Goal –
Each entry below should be written out exactly as it is, with no pictures.

[start Extracted information]

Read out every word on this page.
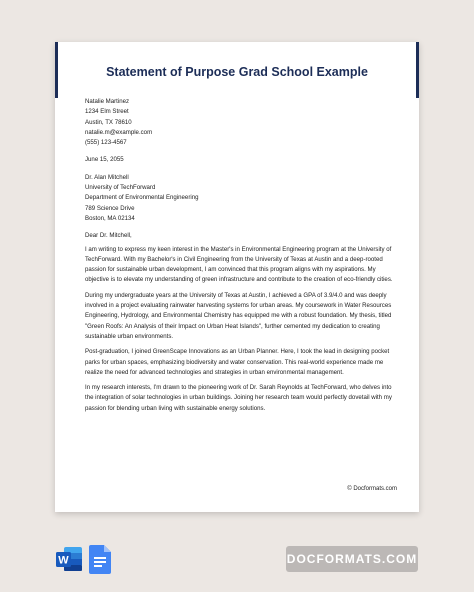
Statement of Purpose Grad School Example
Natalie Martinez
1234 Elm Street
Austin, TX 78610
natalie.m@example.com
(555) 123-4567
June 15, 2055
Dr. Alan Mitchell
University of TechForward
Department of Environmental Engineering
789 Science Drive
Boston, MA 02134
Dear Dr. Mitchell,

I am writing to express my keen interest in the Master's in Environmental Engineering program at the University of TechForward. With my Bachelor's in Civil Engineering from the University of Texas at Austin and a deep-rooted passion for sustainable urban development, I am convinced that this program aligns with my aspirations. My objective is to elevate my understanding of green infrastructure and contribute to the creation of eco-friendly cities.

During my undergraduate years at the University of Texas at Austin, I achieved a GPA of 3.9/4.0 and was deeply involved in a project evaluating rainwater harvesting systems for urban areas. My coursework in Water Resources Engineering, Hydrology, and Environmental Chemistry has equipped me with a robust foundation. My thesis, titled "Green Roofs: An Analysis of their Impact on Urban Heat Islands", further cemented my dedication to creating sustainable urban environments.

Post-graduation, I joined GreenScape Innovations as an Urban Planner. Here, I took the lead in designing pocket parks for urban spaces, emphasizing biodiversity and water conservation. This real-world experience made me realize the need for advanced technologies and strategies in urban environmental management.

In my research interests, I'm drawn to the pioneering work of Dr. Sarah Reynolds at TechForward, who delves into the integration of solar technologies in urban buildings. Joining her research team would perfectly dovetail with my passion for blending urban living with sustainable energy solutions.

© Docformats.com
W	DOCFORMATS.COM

[end Extracted information]

Answer to the exercise –
Read out every word on this page.
Statement of Purpose Grad School Example
Natalie Martinez
1234 Elm Street
Austin, TX 78610
natalie.m@example.com
(555) 123-4567
June 15, 2055
Dr. Alan Mitchell
University of TechForward
Department of Environmental Engineering
789 Science Drive
Boston, MA 02134
Dear Dr. Mitchell,

I am writing to express my keen interest in the Master's in Environmental Engineering program at the University of TechForward. With my Bachelor's in Civil Engineering from the University of Texas at Austin and a deep-rooted passion for sustainable urban development, I am convinced that this program aligns with my aspirations. My objective is to elevate my understanding of green infrastructure and contribute to the creation of eco-friendly cities.

During my undergraduate years at the University of Texas at Austin, I achieved a GPA of 3.9/4.0 and was deeply involved in a project evaluating rainwater harvesting systems for urban areas. My coursework in Water Resources Engineering, Hydrology, and Environmental Chemistry has equipped me with a robust foundation. My thesis, titled "Green Roofs: An Analysis of their Impact on Urban Heat Islands", further cemented my dedication to creating sustainable urban environments.

Post-graduation, I joined GreenScape Innovations as an Urban Planner. Here, I took the lead in designing pocket parks for urban spaces, emphasizing biodiversity and water conservation. This real-world experience made me realize the need for advanced technologies and strategies in urban environmental management.

In my research interests, I'm drawn to the pioneering work of Dr. Sarah Reynolds at TechForward, who delves into the integration of solar technologies in urban buildings. Joining her research team would perfectly dovetail with my passion for blending urban living with sustainable energy solutions.

© Docformats.com
W	DOCFORMATS.COM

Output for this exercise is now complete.